(Problem to solve) Locate each line below that includes "Schlechtendalia" and reproduce it.

(Working data)
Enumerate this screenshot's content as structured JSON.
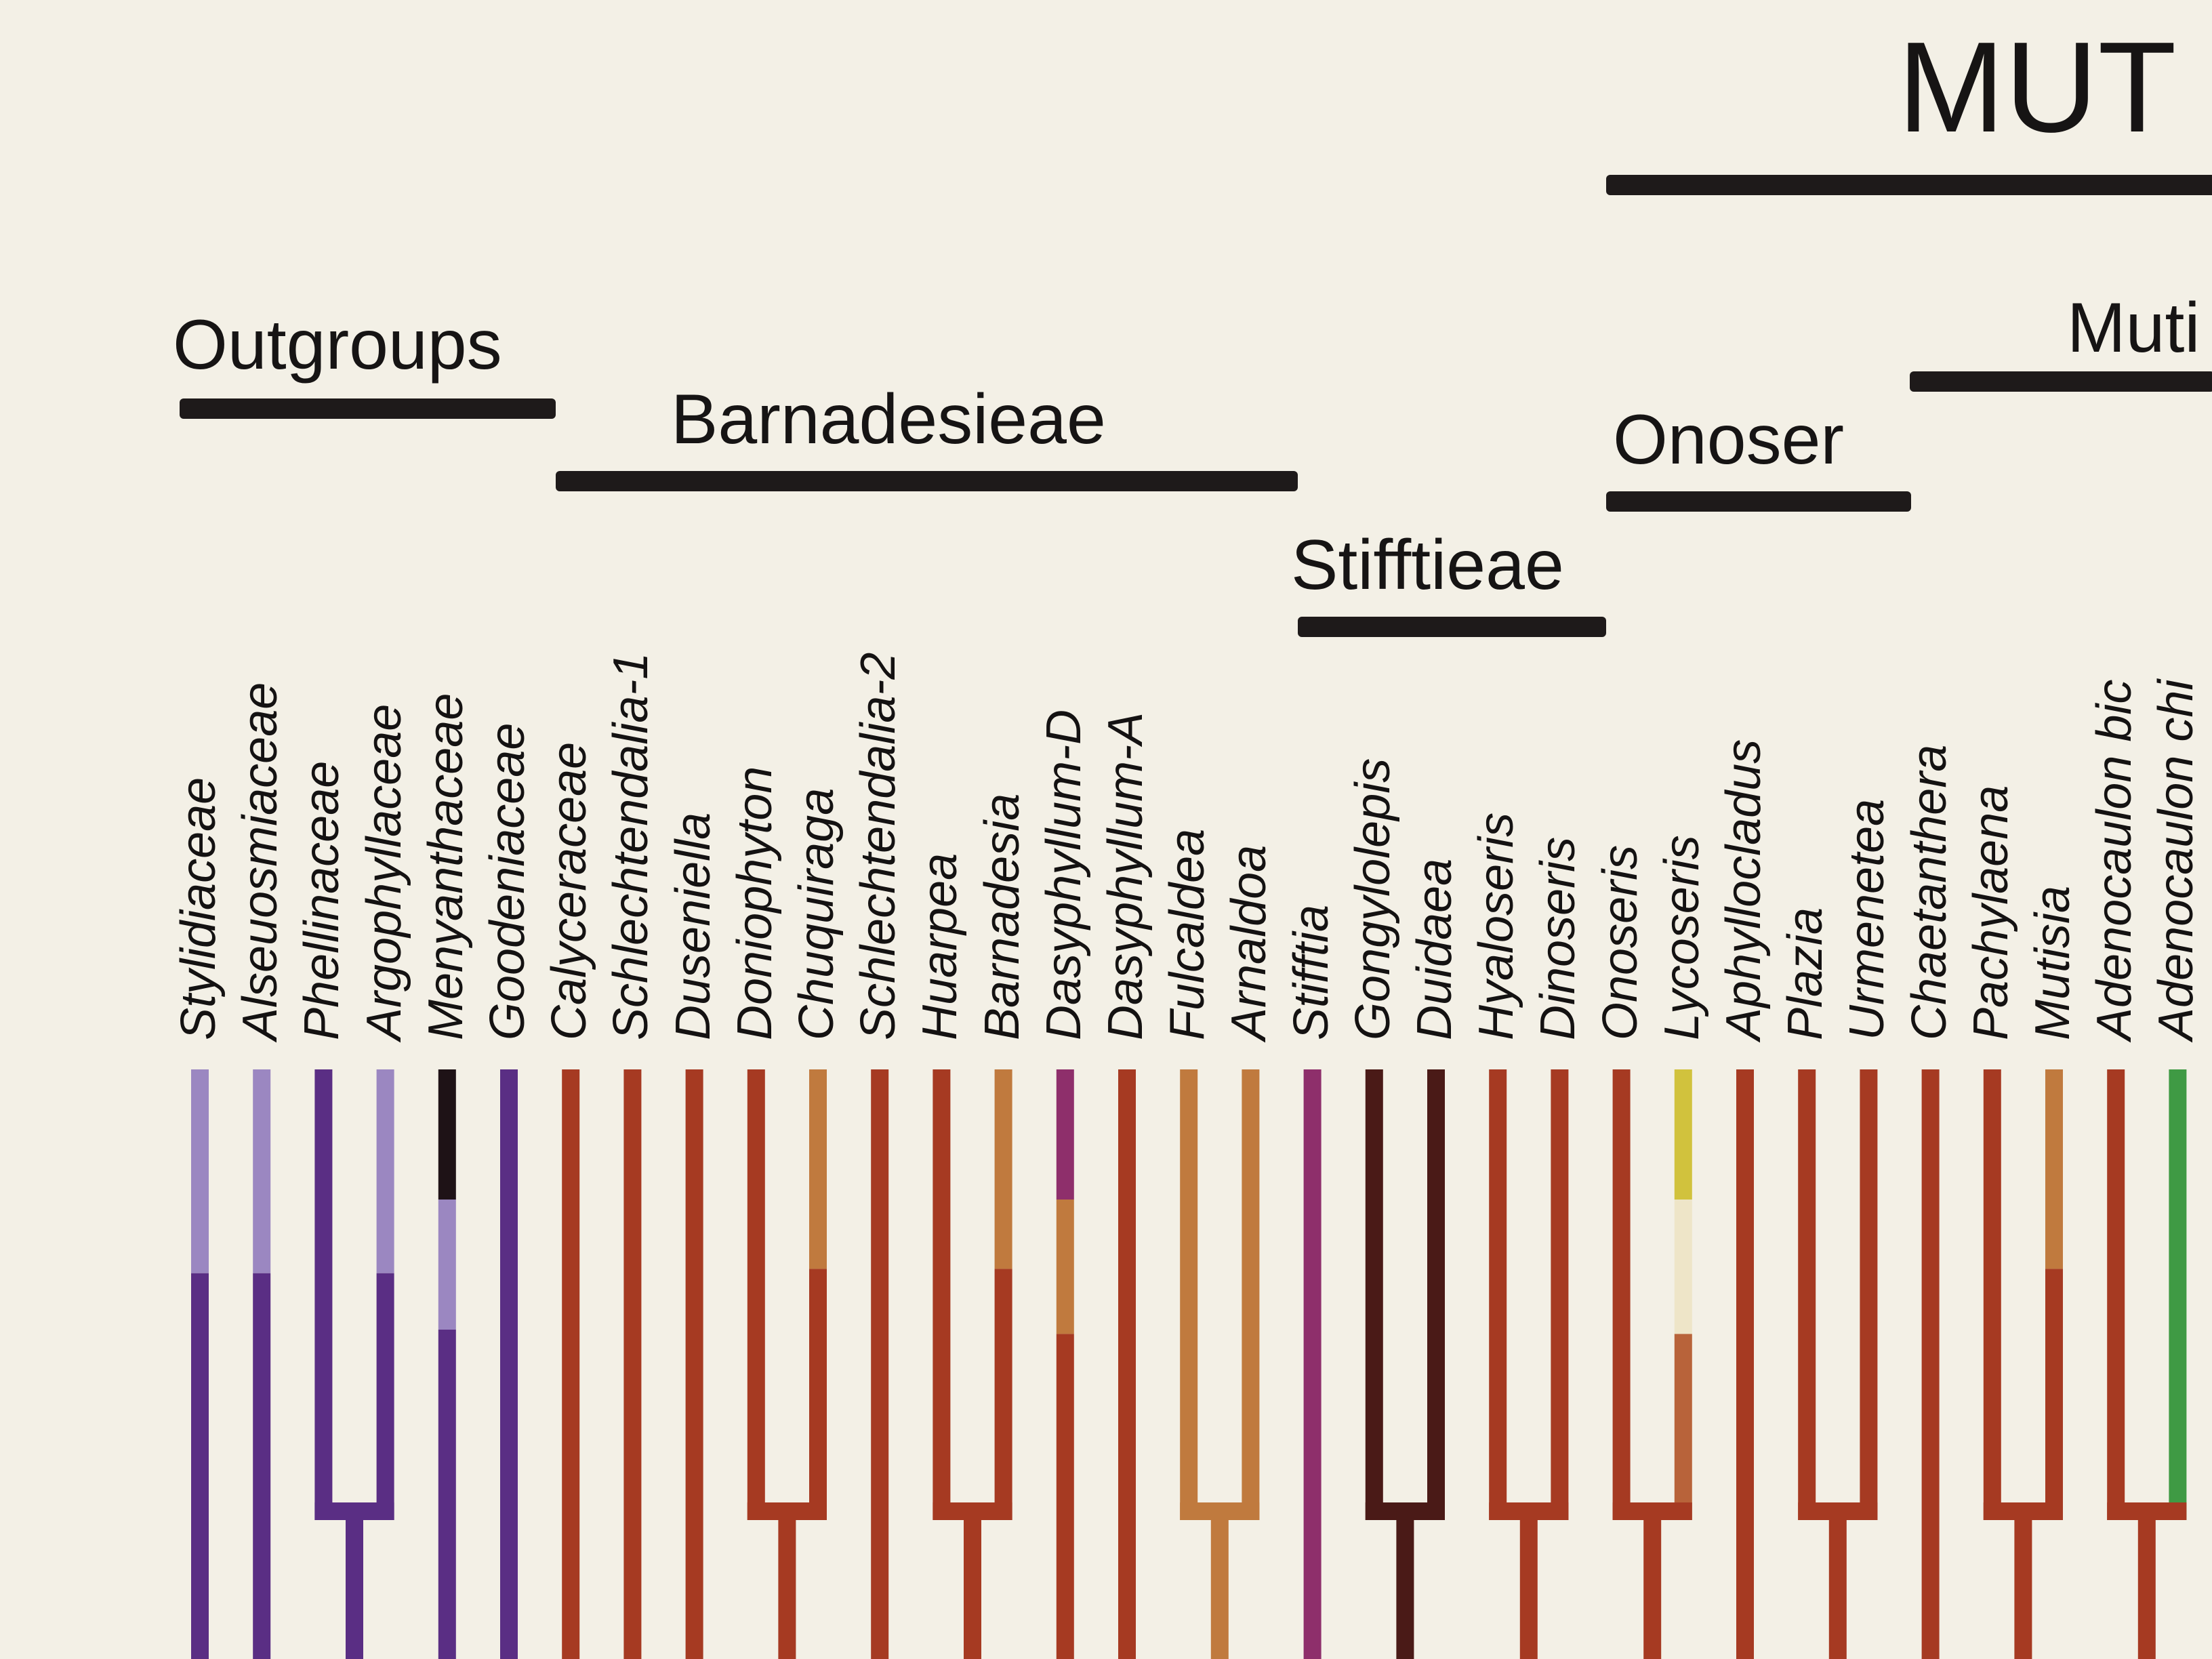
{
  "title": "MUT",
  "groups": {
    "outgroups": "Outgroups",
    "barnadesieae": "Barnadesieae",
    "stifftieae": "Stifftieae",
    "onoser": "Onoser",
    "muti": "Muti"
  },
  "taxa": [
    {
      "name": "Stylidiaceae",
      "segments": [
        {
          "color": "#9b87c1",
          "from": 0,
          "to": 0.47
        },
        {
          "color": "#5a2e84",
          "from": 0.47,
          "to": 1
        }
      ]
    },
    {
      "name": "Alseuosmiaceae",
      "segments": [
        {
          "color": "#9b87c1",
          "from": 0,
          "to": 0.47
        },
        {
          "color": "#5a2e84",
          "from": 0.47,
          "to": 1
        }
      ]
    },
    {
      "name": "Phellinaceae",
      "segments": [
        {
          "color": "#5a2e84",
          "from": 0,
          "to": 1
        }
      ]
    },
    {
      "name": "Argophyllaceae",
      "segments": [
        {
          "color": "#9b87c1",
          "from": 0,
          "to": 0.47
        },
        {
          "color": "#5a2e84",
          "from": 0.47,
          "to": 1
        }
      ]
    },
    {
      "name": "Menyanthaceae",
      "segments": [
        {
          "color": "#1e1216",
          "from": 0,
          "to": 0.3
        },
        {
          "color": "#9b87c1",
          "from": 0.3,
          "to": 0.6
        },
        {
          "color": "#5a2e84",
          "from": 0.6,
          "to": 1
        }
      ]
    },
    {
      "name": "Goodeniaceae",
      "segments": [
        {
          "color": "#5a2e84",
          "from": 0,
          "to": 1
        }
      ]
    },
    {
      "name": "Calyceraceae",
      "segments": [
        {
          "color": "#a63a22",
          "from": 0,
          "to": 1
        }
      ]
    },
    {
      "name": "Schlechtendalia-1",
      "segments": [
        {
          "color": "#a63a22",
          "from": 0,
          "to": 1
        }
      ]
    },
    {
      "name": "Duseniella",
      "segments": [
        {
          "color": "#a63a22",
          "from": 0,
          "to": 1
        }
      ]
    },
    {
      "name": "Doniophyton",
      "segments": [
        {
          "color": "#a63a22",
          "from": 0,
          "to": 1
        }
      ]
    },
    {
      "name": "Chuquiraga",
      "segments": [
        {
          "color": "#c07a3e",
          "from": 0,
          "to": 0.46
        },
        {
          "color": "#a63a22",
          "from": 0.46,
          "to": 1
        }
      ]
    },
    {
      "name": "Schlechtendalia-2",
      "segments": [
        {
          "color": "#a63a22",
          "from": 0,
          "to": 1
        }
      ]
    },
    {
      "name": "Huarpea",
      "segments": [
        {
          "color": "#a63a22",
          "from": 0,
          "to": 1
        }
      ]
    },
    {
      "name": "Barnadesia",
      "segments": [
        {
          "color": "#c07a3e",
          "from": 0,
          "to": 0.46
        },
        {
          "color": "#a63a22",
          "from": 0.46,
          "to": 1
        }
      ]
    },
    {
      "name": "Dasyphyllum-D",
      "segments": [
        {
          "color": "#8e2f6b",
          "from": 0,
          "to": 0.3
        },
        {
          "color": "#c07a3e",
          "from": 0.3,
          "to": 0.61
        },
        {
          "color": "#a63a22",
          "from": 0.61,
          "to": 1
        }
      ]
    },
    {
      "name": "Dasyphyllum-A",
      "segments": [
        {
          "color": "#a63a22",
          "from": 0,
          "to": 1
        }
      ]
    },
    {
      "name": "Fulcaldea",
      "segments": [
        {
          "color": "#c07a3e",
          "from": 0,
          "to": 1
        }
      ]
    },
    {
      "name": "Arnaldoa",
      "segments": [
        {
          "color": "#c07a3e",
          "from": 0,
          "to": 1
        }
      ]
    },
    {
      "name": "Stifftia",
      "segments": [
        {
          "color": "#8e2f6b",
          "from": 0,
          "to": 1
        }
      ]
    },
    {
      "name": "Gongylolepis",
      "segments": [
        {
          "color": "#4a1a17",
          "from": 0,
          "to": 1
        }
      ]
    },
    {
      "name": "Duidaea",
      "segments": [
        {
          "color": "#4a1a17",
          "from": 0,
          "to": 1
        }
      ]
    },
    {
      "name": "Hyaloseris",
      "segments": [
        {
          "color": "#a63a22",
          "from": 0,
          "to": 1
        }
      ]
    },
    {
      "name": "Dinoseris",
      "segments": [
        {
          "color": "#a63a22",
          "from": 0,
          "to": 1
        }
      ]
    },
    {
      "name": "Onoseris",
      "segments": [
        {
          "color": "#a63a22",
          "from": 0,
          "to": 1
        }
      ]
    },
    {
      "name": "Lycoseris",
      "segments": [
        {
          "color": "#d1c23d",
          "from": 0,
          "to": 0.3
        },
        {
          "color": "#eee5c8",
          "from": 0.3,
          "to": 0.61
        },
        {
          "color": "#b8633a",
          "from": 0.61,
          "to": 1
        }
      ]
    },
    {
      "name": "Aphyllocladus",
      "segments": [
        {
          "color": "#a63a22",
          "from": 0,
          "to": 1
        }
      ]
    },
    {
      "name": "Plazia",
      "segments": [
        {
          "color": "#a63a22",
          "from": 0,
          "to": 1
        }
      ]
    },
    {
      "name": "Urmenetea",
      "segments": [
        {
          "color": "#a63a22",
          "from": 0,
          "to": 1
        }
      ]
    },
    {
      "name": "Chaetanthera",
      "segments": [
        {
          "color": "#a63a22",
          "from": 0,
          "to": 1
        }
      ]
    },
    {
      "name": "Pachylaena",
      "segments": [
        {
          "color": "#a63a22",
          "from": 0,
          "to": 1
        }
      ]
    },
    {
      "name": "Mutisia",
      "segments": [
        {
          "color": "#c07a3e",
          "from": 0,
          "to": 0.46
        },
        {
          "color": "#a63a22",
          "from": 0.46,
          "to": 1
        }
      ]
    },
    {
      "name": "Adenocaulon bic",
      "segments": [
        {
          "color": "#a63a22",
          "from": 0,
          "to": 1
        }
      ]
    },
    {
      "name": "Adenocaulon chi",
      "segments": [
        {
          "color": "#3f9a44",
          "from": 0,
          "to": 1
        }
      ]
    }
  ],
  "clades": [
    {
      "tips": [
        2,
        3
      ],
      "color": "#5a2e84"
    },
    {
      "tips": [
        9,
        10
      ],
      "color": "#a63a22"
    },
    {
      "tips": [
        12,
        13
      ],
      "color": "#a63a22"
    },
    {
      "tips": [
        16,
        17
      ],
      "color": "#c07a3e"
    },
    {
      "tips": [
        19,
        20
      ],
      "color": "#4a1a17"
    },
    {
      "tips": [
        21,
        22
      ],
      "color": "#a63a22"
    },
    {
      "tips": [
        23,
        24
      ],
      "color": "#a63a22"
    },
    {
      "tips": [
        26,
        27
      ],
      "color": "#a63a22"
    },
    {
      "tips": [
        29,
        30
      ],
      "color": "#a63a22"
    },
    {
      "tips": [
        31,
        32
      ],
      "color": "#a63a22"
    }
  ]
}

(The output)
      "name": "Schlechtendalia-1",
      "name": "Schlechtendalia-2",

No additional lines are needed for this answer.